-- START OF PROVIDED INFORMATION --
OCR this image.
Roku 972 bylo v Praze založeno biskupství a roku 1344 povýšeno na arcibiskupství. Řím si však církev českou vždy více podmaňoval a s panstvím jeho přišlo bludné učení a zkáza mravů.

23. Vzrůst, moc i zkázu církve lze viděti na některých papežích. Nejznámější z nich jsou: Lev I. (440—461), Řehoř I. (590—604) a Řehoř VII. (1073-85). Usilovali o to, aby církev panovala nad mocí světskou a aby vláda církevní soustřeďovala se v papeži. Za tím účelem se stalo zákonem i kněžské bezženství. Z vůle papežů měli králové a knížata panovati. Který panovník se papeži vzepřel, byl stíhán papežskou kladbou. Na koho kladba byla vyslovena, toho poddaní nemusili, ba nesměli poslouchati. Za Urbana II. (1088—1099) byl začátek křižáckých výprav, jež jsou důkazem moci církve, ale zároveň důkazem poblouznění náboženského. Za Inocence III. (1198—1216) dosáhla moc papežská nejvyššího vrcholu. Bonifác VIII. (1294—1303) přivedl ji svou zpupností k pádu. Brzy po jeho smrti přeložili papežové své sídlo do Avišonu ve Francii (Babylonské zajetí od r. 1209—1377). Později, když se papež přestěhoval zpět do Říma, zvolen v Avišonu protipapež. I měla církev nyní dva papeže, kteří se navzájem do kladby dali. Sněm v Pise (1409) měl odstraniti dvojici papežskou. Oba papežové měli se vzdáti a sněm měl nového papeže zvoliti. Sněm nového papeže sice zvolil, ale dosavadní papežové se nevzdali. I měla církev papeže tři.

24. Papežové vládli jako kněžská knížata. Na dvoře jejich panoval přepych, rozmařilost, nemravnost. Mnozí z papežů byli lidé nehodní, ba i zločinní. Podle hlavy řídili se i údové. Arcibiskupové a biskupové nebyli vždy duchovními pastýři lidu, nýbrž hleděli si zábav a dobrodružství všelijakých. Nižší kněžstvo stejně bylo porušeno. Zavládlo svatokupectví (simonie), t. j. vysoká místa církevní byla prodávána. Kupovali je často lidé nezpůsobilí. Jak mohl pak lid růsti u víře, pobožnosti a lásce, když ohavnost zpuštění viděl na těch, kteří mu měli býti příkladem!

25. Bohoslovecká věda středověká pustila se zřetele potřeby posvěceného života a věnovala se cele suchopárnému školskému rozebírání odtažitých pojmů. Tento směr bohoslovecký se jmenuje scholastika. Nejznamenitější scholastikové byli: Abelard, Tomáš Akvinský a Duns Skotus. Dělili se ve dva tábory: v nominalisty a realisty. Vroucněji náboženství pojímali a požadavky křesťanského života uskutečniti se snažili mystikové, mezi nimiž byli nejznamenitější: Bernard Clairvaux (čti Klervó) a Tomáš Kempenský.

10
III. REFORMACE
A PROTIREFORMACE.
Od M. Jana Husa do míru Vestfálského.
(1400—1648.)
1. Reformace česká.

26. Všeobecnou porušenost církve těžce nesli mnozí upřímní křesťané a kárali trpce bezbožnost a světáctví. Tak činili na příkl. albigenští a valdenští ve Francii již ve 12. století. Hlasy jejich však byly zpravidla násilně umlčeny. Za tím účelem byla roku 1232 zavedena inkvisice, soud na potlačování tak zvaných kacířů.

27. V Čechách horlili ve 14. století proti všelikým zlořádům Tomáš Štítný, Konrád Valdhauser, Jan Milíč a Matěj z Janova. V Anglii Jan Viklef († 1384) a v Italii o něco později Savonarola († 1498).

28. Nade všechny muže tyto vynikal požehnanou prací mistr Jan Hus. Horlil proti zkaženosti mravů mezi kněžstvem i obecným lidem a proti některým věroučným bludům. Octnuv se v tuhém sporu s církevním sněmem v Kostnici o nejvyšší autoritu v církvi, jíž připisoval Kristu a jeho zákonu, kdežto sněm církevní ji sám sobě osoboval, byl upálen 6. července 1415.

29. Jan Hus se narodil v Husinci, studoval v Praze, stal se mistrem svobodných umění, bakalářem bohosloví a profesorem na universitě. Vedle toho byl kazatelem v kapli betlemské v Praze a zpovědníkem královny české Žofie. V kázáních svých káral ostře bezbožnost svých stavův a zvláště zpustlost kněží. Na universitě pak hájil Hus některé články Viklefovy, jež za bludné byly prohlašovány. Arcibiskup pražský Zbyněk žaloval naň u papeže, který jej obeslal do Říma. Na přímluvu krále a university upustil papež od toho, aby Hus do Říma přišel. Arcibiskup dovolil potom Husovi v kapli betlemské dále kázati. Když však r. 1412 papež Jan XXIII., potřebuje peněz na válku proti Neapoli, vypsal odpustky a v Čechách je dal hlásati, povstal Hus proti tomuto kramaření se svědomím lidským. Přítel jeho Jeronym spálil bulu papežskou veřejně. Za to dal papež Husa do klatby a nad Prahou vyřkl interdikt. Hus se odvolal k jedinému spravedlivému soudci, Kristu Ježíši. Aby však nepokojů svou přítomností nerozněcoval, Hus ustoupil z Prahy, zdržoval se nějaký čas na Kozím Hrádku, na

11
-- END OF PROVIDED INFORMATION --
Retype the listing exactly, in full.

PROBLEM SOLUTION:
OCR this image.
Roku 972 bylo v Praze založeno biskupství a roku 1344 povýšeno na arcibiskupství. Řím si však církev českou vždy více podmaňoval a s panstvím jeho přišlo bludné učení a zkáza mravů.

23. Vzrůst, moc i zkázu církve lze viděti na některých papežích. Nejznámější z nich jsou: Lev I. (440—461), Řehoř I. (590—604) a Řehoř VII. (1073-85). Usilovali o to, aby církev panovala nad mocí světskou a aby vláda církevní soustřeďovala se v papeži. Za tím účelem se stalo zákonem i kněžské bezženství. Z vůle papežů měli králové a knížata panovati. Který panovník se papeži vzepřel, byl stíhán papežskou kladbou. Na koho kladba byla vyslovena, toho poddaní nemusili, ba nesměli poslouchati. Za Urbana II. (1088—1099) byl začátek křižáckých výprav, jež jsou důkazem moci církve, ale zároveň důkazem poblouznění náboženského. Za Inocence III. (1198—1216) dosáhla moc papežská nejvyššího vrcholu. Bonifác VIII. (1294—1303) přivedl ji svou zpupností k pádu. Brzy po jeho smrti přeložili papežové své sídlo do Avišonu ve Francii (Babylonské zajetí od r. 1209—1377). Později, když se papež přestěhoval zpět do Říma, zvolen v Avišonu protipapež. I měla církev nyní dva papeže, kteří se navzájem do kladby dali. Sněm v Pise (1409) měl odstraniti dvojici papežskou. Oba papežové měli se vzdáti a sněm měl nového papeže zvoliti. Sněm nového papeže sice zvolil, ale dosavadní papežové se nevzdali. I měla církev papeže tři.

24. Papežové vládli jako kněžská knížata. Na dvoře jejich panoval přepych, rozmařilost, nemravnost. Mnozí z papežů byli lidé nehodní, ba i zločinní. Podle hlavy řídili se i údové. Arcibiskupové a biskupové nebyli vždy duchovními pastýři lidu, nýbrž hleděli si zábav a dobrodružství všelijakých. Nižší kněžstvo stejně bylo porušeno. Zavládlo svatokupectví (simonie), t. j. vysoká místa církevní byla prodávána. Kupovali je často lidé nezpůsobilí. Jak mohl pak lid růsti u víře, pobožnosti a lásce, když ohavnost zpuštění viděl na těch, kteří mu měli býti příkladem!

25. Bohoslovecká věda středověká pustila se zřetele potřeby posvěceného života a věnovala se cele suchopárnému školskému rozebírání odtažitých pojmů. Tento směr bohoslovecký se jmenuje scholastika. Nejznamenitější scholastikové byli: Abelard, Tomáš Akvinský a Duns Skotus. Dělili se ve dva tábory: v nominalisty a realisty. Vroucněji náboženství pojímali a požadavky křesťanského života uskutečniti se snažili mystikové, mezi nimiž byli nejznamenitější: Bernard Clairvaux (čti Klervó) a Tomáš Kempenský.

10
III. REFORMACE
A PROTIREFORMACE.
Od M. Jana Husa do míru Vestfálského.
(1400—1648.)
1. Reformace česká.

26. Všeobecnou porušenost církve těžce nesli mnozí upřímní křesťané a kárali trpce bezbožnost a světáctví. Tak činili na příkl. albigenští a valdenští ve Francii již ve 12. století. Hlasy jejich však byly zpravidla násilně umlčeny. Za tím účelem byla roku 1232 zavedena inkvisice, soud na potlačování tak zvaných kacířů.

27. V Čechách horlili ve 14. století proti všelikým zlořádům Tomáš Štítný, Konrád Valdhauser, Jan Milíč a Matěj z Janova. V Anglii Jan Viklef († 1384) a v Italii o něco později Savonarola († 1498).

28. Nade všechny muže tyto vynikal požehnanou prací mistr Jan Hus. Horlil proti zkaženosti mravů mezi kněžstvem i obecným lidem a proti některým věroučným bludům. Octnuv se v tuhém sporu s církevním sněmem v Kostnici o nejvyšší autoritu v církvi, jíž připisoval Kristu a jeho zákonu, kdežto sněm církevní ji sám sobě osoboval, byl upálen 6. července 1415.

29. Jan Hus se narodil v Husinci, studoval v Praze, stal se mistrem svobodných umění, bakalářem bohosloví a profesorem na universitě. Vedle toho byl kazatelem v kapli betlemské v Praze a zpovědníkem královny české Žofie. V kázáních svých káral ostře bezbožnost svých stavův a zvláště zpustlost kněží. Na universitě pak hájil Hus některé články Viklefovy, jež za bludné byly prohlašovány. Arcibiskup pražský Zbyněk žaloval naň u papeže, který jej obeslal do Říma. Na přímluvu krále a university upustil papež od toho, aby Hus do Říma přišel. Arcibiskup dovolil potom Husovi v kapli betlemské dále kázati. Když však r. 1412 papež Jan XXIII., potřebuje peněz na válku proti Neapoli, vypsal odpustky a v Čechách je dal hlásati, povstal Hus proti tomuto kramaření se svědomím lidským. Přítel jeho Jeronym spálil bulu papežskou veřejně. Za to dal papež Husa do klatby a nad Prahou vyřkl interdikt. Hus se odvolal k jedinému spravedlivému soudci, Kristu Ježíši. Aby však nepokojů svou přítomností nerozněcoval, Hus ustoupil z Prahy, zdržoval se nějaký čas na Kozím Hrádku, na

11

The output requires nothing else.